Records
** START **
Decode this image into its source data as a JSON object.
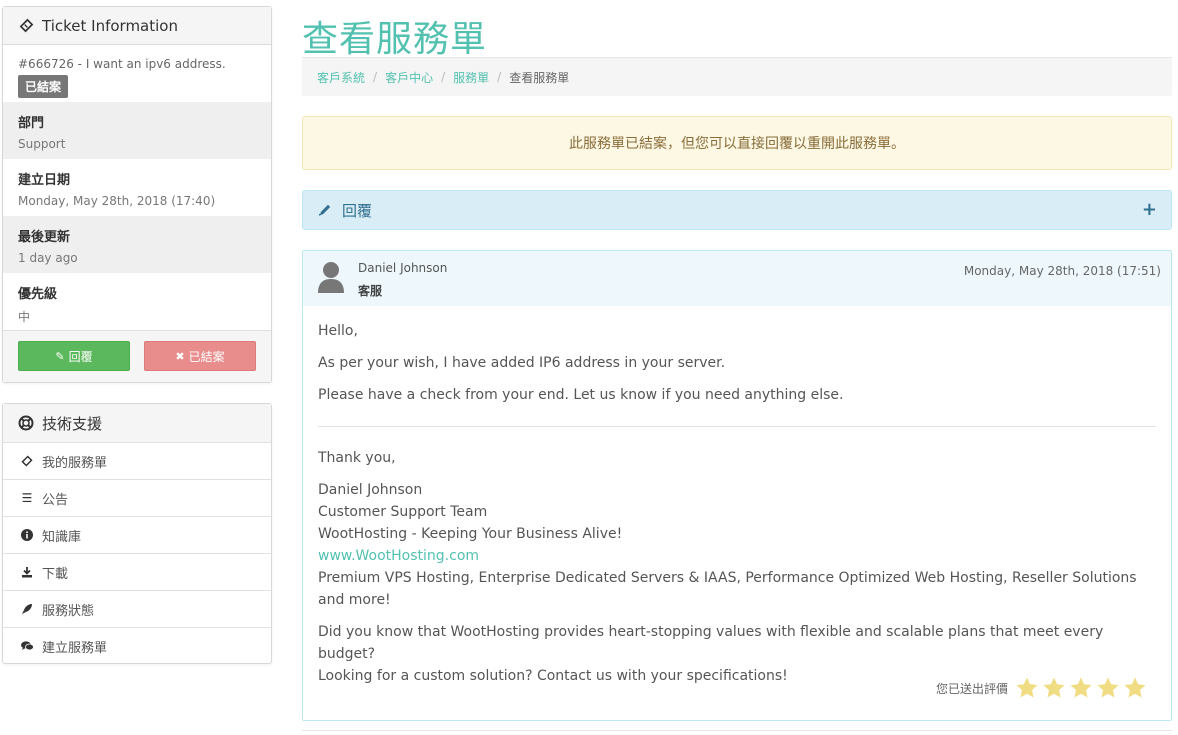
{
  "sidebar": {
    "ticket_panel": {
      "title": "Ticket Information",
      "ticket_line": "#666726 - I want an ipv6 address.",
      "status_badge": "已結案",
      "department_label": "部門",
      "department_value": "Support",
      "created_label": "建立日期",
      "created_value": "Monday, May 28th, 2018 (17:40)",
      "updated_label": "最後更新",
      "updated_value": "1 day ago",
      "priority_label": "優先級",
      "priority_value": "中",
      "reply_button": "回覆",
      "closed_button": "已結案"
    },
    "support_panel": {
      "title": "技術支援",
      "items": [
        {
          "label": "我的服務單",
          "icon": "ticket-icon"
        },
        {
          "label": "公告",
          "icon": "list-icon"
        },
        {
          "label": "知識庫",
          "icon": "info-icon"
        },
        {
          "label": "下載",
          "icon": "download-icon"
        },
        {
          "label": "服務狀態",
          "icon": "rocket-icon"
        },
        {
          "label": "建立服務單",
          "icon": "comments-icon"
        }
      ]
    }
  },
  "main": {
    "page_title": "查看服務單",
    "breadcrumb": [
      "客戶系統",
      "客戶中心",
      "服務單",
      "查看服務單"
    ],
    "alert_text": "此服務單已結案，但您可以直接回覆以重開此服務單。",
    "reply_bar_label": "回覆",
    "message": {
      "author": "Daniel Johnson",
      "role": "客服",
      "date": "Monday, May 28th, 2018 (17:51)",
      "greeting": "Hello,",
      "line1": "As per your wish, I have added IP6 address in your server.",
      "line2": "Please have a check from your end. Let us know if you need anything else.",
      "thanks": "Thank you,",
      "sig_name": "Daniel Johnson",
      "sig_team": "Customer Support Team",
      "sig_tagline": "WootHosting - Keeping Your Business Alive!",
      "sig_link": "www.WootHosting.com",
      "sig_services": "Premium VPS Hosting, Enterprise Dedicated Servers & IAAS, Performance Optimized Web Hosting, Reseller Solutions and more!",
      "promo1": "Did you know that WootHosting provides heart-stopping values with flexible and scalable plans that meet every budget?",
      "promo2": "Looking for a custom solution? Contact us with your specifications!",
      "rating_text": "您已送出評價",
      "rating_stars": 5,
      "rating_max": 5
    }
  },
  "colors": {
    "accent": "#53c1b0",
    "alert_bg": "#fcf8e3",
    "reply_bg": "#d9edf7",
    "success": "#5cb85c",
    "danger_light": "#e88c8c",
    "star": "#f0dc82"
  }
}
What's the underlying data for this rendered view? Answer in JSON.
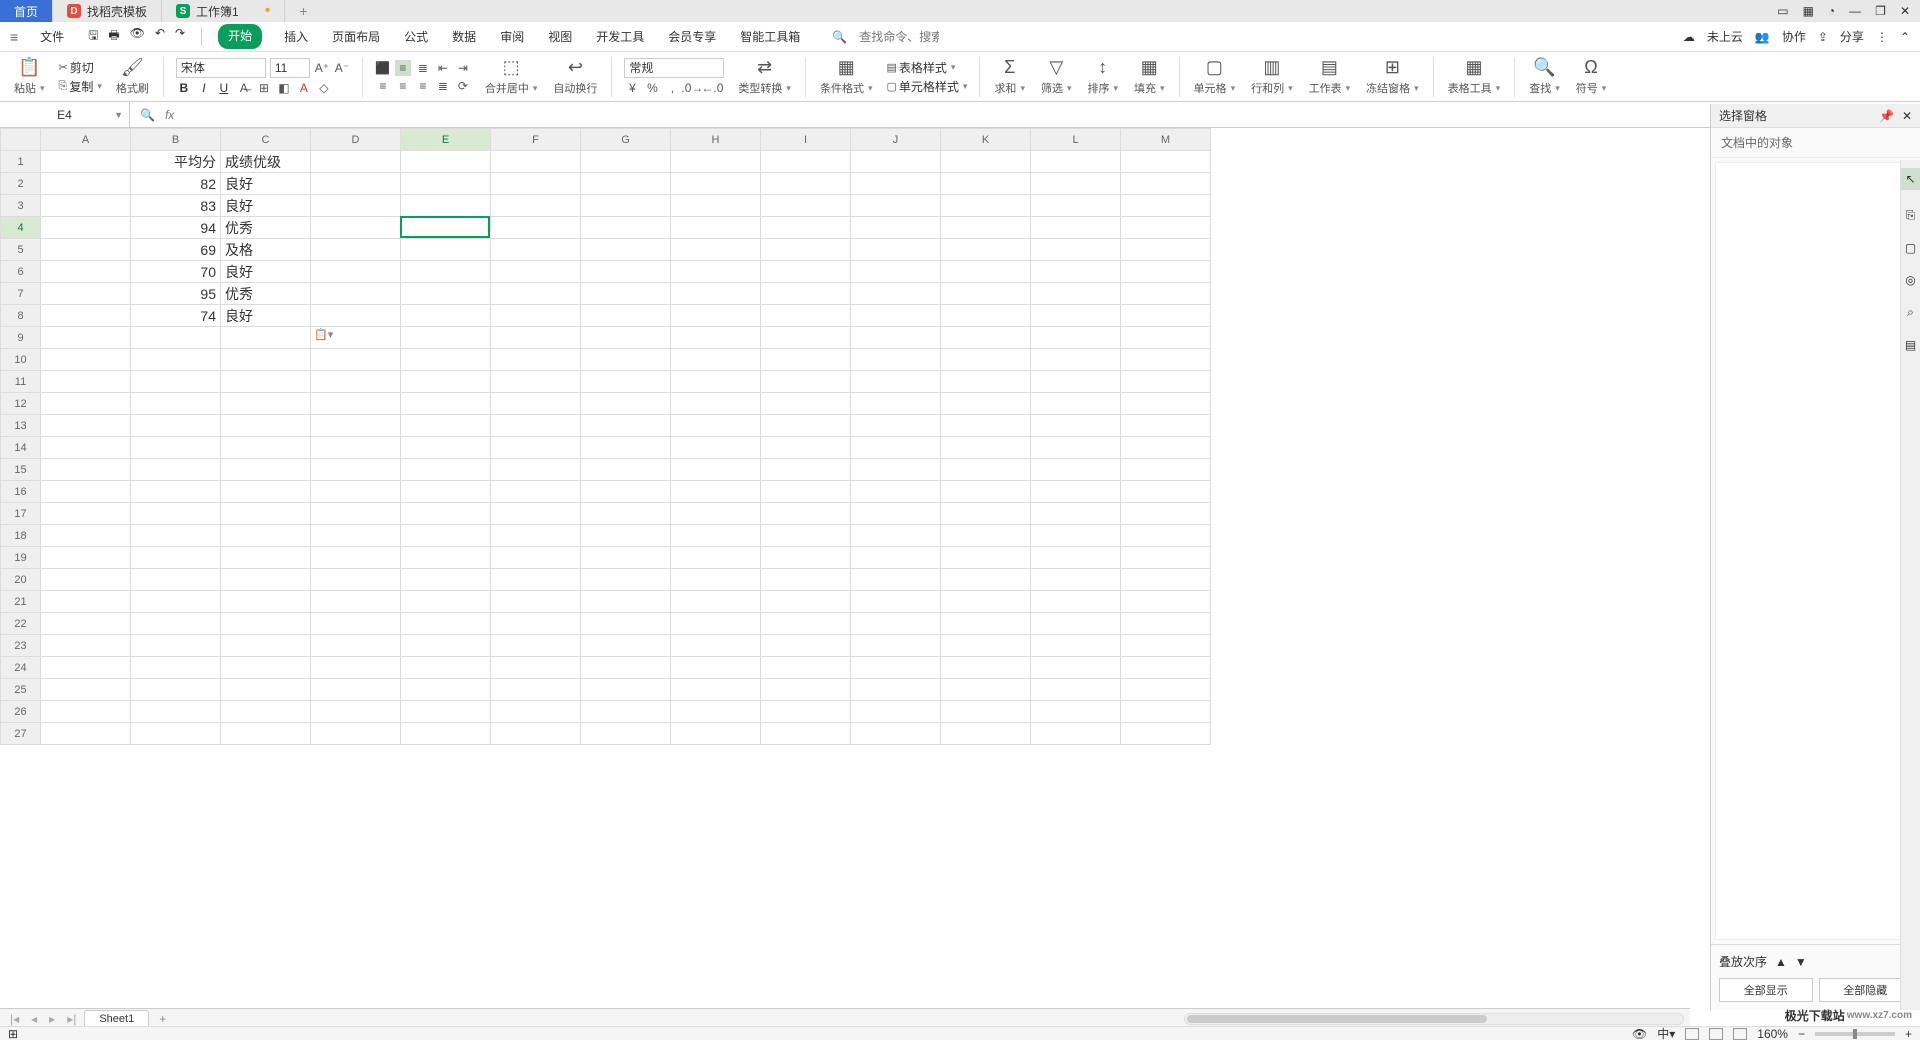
{
  "titlebar": {
    "home": "首页",
    "template_tab": "找稻壳模板",
    "doc_tab": "工作簿1",
    "template_icon": "D",
    "doc_icon": "S"
  },
  "menubar": {
    "file": "文件",
    "tabs": [
      "开始",
      "插入",
      "页面布局",
      "公式",
      "数据",
      "审阅",
      "视图",
      "开发工具",
      "会员专享",
      "智能工具箱"
    ],
    "search_cmd": "查找命令、搜索模板",
    "cloud": "未上云",
    "coop": "协作",
    "share": "分享"
  },
  "ribbon": {
    "paste": "粘贴",
    "cut": "剪切",
    "copy": "复制",
    "format_painter": "格式刷",
    "font_name": "宋体",
    "font_size": "11",
    "merge": "合并居中",
    "wrap": "自动换行",
    "numfmt": "常规",
    "type_conv": "类型转换",
    "cond_fmt": "条件格式",
    "table_style": "表格样式",
    "cell_style": "单元格样式",
    "sum": "求和",
    "filter": "筛选",
    "sort": "排序",
    "fill": "填充",
    "cell": "单元格",
    "rowcol": "行和列",
    "sheet": "工作表",
    "freeze": "冻结窗格",
    "table_tools": "表格工具",
    "find": "查找",
    "symbol": "符号"
  },
  "namebox": "E4",
  "columns": [
    "A",
    "B",
    "C",
    "D",
    "E",
    "F",
    "G",
    "H",
    "I",
    "J",
    "K",
    "L",
    "M"
  ],
  "rows": 27,
  "cells": {
    "B1": "平均分",
    "C1": "成绩优级",
    "B2": "82",
    "C2": "良好",
    "B3": "83",
    "C3": "良好",
    "B4": "94",
    "C4": "优秀",
    "B5": "69",
    "C5": "及格",
    "B6": "70",
    "C6": "良好",
    "B7": "95",
    "C7": "优秀",
    "B8": "74",
    "C8": "良好"
  },
  "selected": {
    "col": "E",
    "row": 4
  },
  "rightpane": {
    "title": "选择窗格",
    "subtitle": "文档中的对象",
    "stack": "叠放次序",
    "show_all": "全部显示",
    "hide_all": "全部隐藏"
  },
  "sheet": {
    "name": "Sheet1"
  },
  "status": {
    "zoom": "160%"
  },
  "logo": {
    "brand": "极光下载站",
    "url": "www.xz7.com"
  }
}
** END **
• _YOUR TASK_:
Using the records above, select and copy every line that has the word "Johnson".

• _FULL OUTPUT_:
      "author": "Daniel Johnson",
      "sig_name": "Daniel Johnson",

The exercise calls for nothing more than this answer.